Your goal:
Copy out every one of these lines word for word. Omit the pictures from your answer.

[Spatial annotation records]
## START

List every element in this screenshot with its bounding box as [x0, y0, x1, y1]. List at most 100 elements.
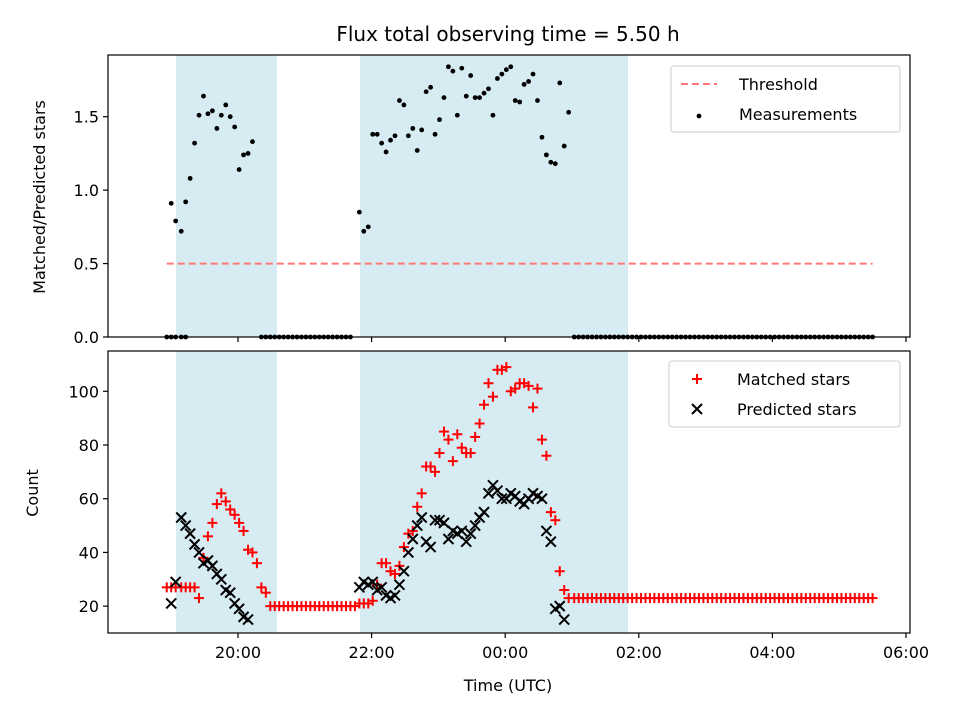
top-measurements-point	[178, 228, 184, 234]
bottom-matched-stars-point	[251, 558, 262, 569]
top-measurements-point	[512, 98, 518, 103]
top-measurements-point	[187, 175, 193, 181]
top-measurements-point	[459, 65, 465, 71]
top-measurements-point	[454, 112, 460, 118]
bottom-matched-stars-point	[372, 579, 383, 590]
bottom-matched-stars-point	[430, 466, 441, 477]
top-legend-swatch	[696, 113, 702, 119]
top-shade-2	[360, 55, 628, 337]
top-measurements-point	[383, 149, 389, 155]
bottom-matched-stars-point	[225, 504, 236, 515]
bottom-predicted-stars-point	[469, 519, 481, 532]
top-measurements-point	[503, 67, 509, 73]
bottom-predicted-stars-point	[482, 487, 495, 500]
bottom-predicted-stars-point	[554, 600, 566, 612]
bottom-predicted-stars-point	[442, 533, 455, 545]
top-measurements-point	[232, 124, 238, 130]
top-measurements-point	[361, 228, 367, 234]
top-measurements-point	[463, 93, 469, 99]
bottom-predicted-stars-point	[179, 519, 192, 532]
bottom-y-axis-label: Count	[23, 469, 42, 517]
top-measurements-point	[405, 133, 411, 139]
bottom-predicted-stars-point	[389, 589, 401, 602]
bottom-matched-stars-point	[559, 585, 570, 596]
top-measurements-point	[446, 64, 451, 70]
top-measurements-point	[508, 64, 514, 70]
top-measurements-point	[566, 109, 572, 115]
bottom-matched-stars-point	[554, 566, 565, 577]
bottom-matched-stars-point	[487, 391, 498, 402]
top-measurements-point	[365, 224, 371, 230]
bottom-matched-stars-point	[207, 517, 218, 528]
top-measurements-point	[370, 131, 376, 137]
bottom-predicted-stars-point	[424, 541, 437, 553]
bottom-x-tick-label: 04:00	[749, 643, 795, 662]
top-measurements-point	[495, 76, 500, 81]
bottom-matched-stars-point	[465, 448, 476, 459]
bottom-shade-2	[360, 351, 628, 633]
bottom-matched-stars-point	[523, 380, 534, 391]
top-measurements-point	[419, 127, 425, 133]
bottom-matched-stars-point	[438, 426, 449, 437]
bottom-predicted-stars-point	[165, 597, 177, 610]
bottom-y-tick-label: 60	[79, 490, 99, 509]
top-measurements-point	[401, 102, 407, 108]
top-measurements-point	[168, 200, 174, 206]
bottom-predicted-stars-point	[545, 535, 557, 548]
bottom-matched-stars-point	[247, 547, 258, 558]
top-measurements-point	[499, 71, 505, 77]
top-measurements-point	[236, 167, 242, 172]
bottom-matched-stars-point	[238, 525, 249, 536]
top-measurements-point	[543, 152, 549, 158]
bottom-axes-frame	[107, 350, 911, 634]
bottom-matched-stars-point	[202, 531, 213, 542]
top-measurements-point	[196, 112, 202, 118]
bottom-predicted-stars-point	[536, 493, 548, 505]
bottom-predicted-stars-point	[215, 573, 228, 585]
top-measurements-point	[223, 102, 229, 108]
top-y-tick-label: 1.5	[74, 108, 99, 127]
top-measurements-point	[183, 199, 189, 205]
bottom-matched-stars-point	[474, 418, 485, 429]
bottom-predicted-stars-point	[411, 519, 423, 532]
bottom-predicted-stars-point	[184, 527, 196, 540]
bottom-predicted-stars-point	[464, 527, 477, 540]
top-measurements-point	[356, 209, 362, 215]
top-measurements-point	[201, 93, 206, 99]
bottom-matched-stars-point	[416, 488, 427, 499]
bottom-predicted-stars-point	[188, 538, 201, 551]
top-measurements-point	[561, 143, 567, 149]
top-measurements-point	[218, 112, 224, 118]
top-y-axis-label: Matched/Predicted stars	[30, 100, 49, 294]
bottom-predicted-stars-point	[558, 613, 570, 626]
top-measurements-point	[192, 140, 197, 146]
bottom-matched-stars-point	[229, 509, 240, 520]
bottom-matched-stars-point	[443, 434, 454, 445]
top-y-tick-label: 1.0	[74, 181, 99, 200]
top-measurements-point	[250, 139, 255, 145]
top-y-tick-label: 0.0	[74, 328, 99, 347]
top-measurements-point	[379, 140, 385, 146]
top-measurements-point	[245, 151, 251, 156]
bottom-predicted-stars-point	[206, 560, 219, 572]
bottom-matched-stars-point	[256, 582, 267, 593]
top-measurements-point	[437, 117, 442, 123]
top-panel: 0.0 0.5 1.0 1.5 Threshold Measurements	[74, 54, 911, 347]
bottom-predicted-stars-point	[438, 517, 450, 529]
bottom-legend-label: Predicted stars	[737, 400, 857, 419]
top-measurements-point	[205, 111, 211, 117]
top-measurements-point	[214, 126, 220, 131]
top-measurements-point	[374, 131, 380, 137]
bottom-matched-stars-point	[528, 402, 539, 413]
bottom-predicted-stars-point	[491, 484, 504, 497]
bottom-y-tick-label: 20	[79, 597, 99, 616]
bottom-predicted-stars-point	[393, 578, 406, 591]
bottom-predicted-stars-point	[398, 565, 410, 577]
top-measurements-point	[557, 80, 563, 86]
top-measurements-point	[209, 108, 215, 114]
bottom-predicted-stars-point	[429, 514, 441, 526]
top-measurements-point	[441, 95, 447, 100]
bottom-legend-swatch	[692, 374, 702, 384]
bottom-x-tick-label: 06:00	[883, 643, 929, 662]
bottom-predicted-stars-point	[402, 546, 415, 559]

## END

Written answer:
List every element in this screenshot with its bounding box as [x0, y0, x1, y1]. List at most 100 elements.
top-measurements-point	[178, 228, 184, 234]
bottom-matched-stars-point	[251, 558, 262, 569]
top-measurements-point	[512, 98, 518, 103]
top-measurements-point	[187, 175, 193, 181]
top-measurements-point	[459, 65, 465, 71]
top-measurements-point	[454, 112, 460, 118]
bottom-matched-stars-point	[372, 579, 383, 590]
bottom-matched-stars-point	[430, 466, 441, 477]
top-legend-swatch	[696, 113, 702, 119]
top-shade-2	[360, 55, 628, 337]
top-measurements-point	[383, 149, 389, 155]
bottom-matched-stars-point	[225, 504, 236, 515]
bottom-predicted-stars-point	[469, 519, 481, 532]
top-measurements-point	[503, 67, 509, 73]
bottom-predicted-stars-point	[482, 487, 495, 500]
bottom-predicted-stars-point	[554, 600, 566, 612]
bottom-predicted-stars-point	[442, 533, 455, 545]
top-measurements-point	[232, 124, 238, 130]
top-measurements-point	[361, 228, 367, 234]
top-measurements-point	[463, 93, 469, 99]
bottom-predicted-stars-point	[179, 519, 192, 532]
bottom-y-axis-label: Count	[23, 469, 42, 517]
top-measurements-point	[405, 133, 411, 139]
bottom-predicted-stars-point	[389, 589, 401, 602]
bottom-matched-stars-point	[559, 585, 570, 596]
top-measurements-point	[446, 64, 451, 70]
top-measurements-point	[508, 64, 514, 70]
top-measurements-point	[566, 109, 572, 115]
bottom-matched-stars-point	[554, 566, 565, 577]
bottom-matched-stars-point	[487, 391, 498, 402]
top-measurements-point	[365, 224, 371, 230]
bottom-matched-stars-point	[207, 517, 218, 528]
top-measurements-point	[370, 131, 376, 137]
bottom-predicted-stars-point	[424, 541, 437, 553]
bottom-x-tick-label: 04:00	[749, 643, 795, 662]
top-measurements-point	[495, 76, 500, 81]
bottom-matched-stars-point	[465, 448, 476, 459]
bottom-shade-2	[360, 351, 628, 633]
bottom-matched-stars-point	[523, 380, 534, 391]
top-measurements-point	[419, 127, 425, 133]
bottom-matched-stars-point	[438, 426, 449, 437]
bottom-predicted-stars-point	[165, 597, 177, 610]
bottom-y-tick-label: 60	[79, 490, 99, 509]
top-measurements-point	[401, 102, 407, 108]
top-measurements-point	[168, 200, 174, 206]
bottom-predicted-stars-point	[545, 535, 557, 548]
bottom-matched-stars-point	[247, 547, 258, 558]
top-measurements-point	[499, 71, 505, 77]
top-measurements-point	[236, 167, 242, 172]
bottom-matched-stars-point	[238, 525, 249, 536]
top-measurements-point	[543, 152, 549, 158]
bottom-axes-frame	[107, 350, 911, 634]
bottom-matched-stars-point	[202, 531, 213, 542]
top-measurements-point	[196, 112, 202, 118]
bottom-predicted-stars-point	[536, 493, 548, 505]
bottom-predicted-stars-point	[215, 573, 228, 585]
top-measurements-point	[223, 102, 229, 108]
top-y-tick-label: 1.5	[74, 108, 99, 127]
top-measurements-point	[183, 199, 189, 205]
bottom-matched-stars-point	[474, 418, 485, 429]
bottom-predicted-stars-point	[411, 519, 423, 532]
bottom-predicted-stars-point	[184, 527, 196, 540]
bottom-predicted-stars-point	[464, 527, 477, 540]
top-measurements-point	[356, 209, 362, 215]
top-measurements-point	[201, 93, 206, 99]
bottom-matched-stars-point	[416, 488, 427, 499]
bottom-predicted-stars-point	[188, 538, 201, 551]
top-measurements-point	[561, 143, 567, 149]
top-measurements-point	[218, 112, 224, 118]
top-y-axis-label: Matched/Predicted stars	[30, 100, 49, 294]
bottom-predicted-stars-point	[558, 613, 570, 626]
top-measurements-point	[192, 140, 197, 146]
bottom-matched-stars-point	[229, 509, 240, 520]
bottom-matched-stars-point	[443, 434, 454, 445]
top-y-tick-label: 1.0	[74, 181, 99, 200]
top-measurements-point	[250, 139, 255, 145]
top-y-tick-label: 0.0	[74, 328, 99, 347]
top-measurements-point	[379, 140, 385, 146]
top-measurements-point	[245, 151, 251, 156]
bottom-predicted-stars-point	[206, 560, 219, 572]
bottom-matched-stars-point	[256, 582, 267, 593]
top-measurements-point	[437, 117, 442, 123]
top-panel: 0.0 0.5 1.0 1.5 Threshold Measurements	[74, 54, 911, 347]
bottom-predicted-stars-point	[438, 517, 450, 529]
bottom-legend-label: Predicted stars	[737, 400, 857, 419]
top-measurements-point	[205, 111, 211, 117]
top-measurements-point	[214, 126, 220, 131]
top-measurements-point	[374, 131, 380, 137]
bottom-matched-stars-point	[528, 402, 539, 413]
bottom-predicted-stars-point	[491, 484, 504, 497]
bottom-y-tick-label: 20	[79, 597, 99, 616]
bottom-predicted-stars-point	[393, 578, 406, 591]
bottom-predicted-stars-point	[398, 565, 410, 577]
top-measurements-point	[557, 80, 563, 86]
top-measurements-point	[209, 108, 215, 114]
bottom-predicted-stars-point	[429, 514, 441, 526]
top-measurements-point	[441, 95, 447, 100]
bottom-legend-swatch	[692, 374, 702, 384]
bottom-x-tick-label: 06:00	[883, 643, 929, 662]
bottom-predicted-stars-point	[402, 546, 415, 559]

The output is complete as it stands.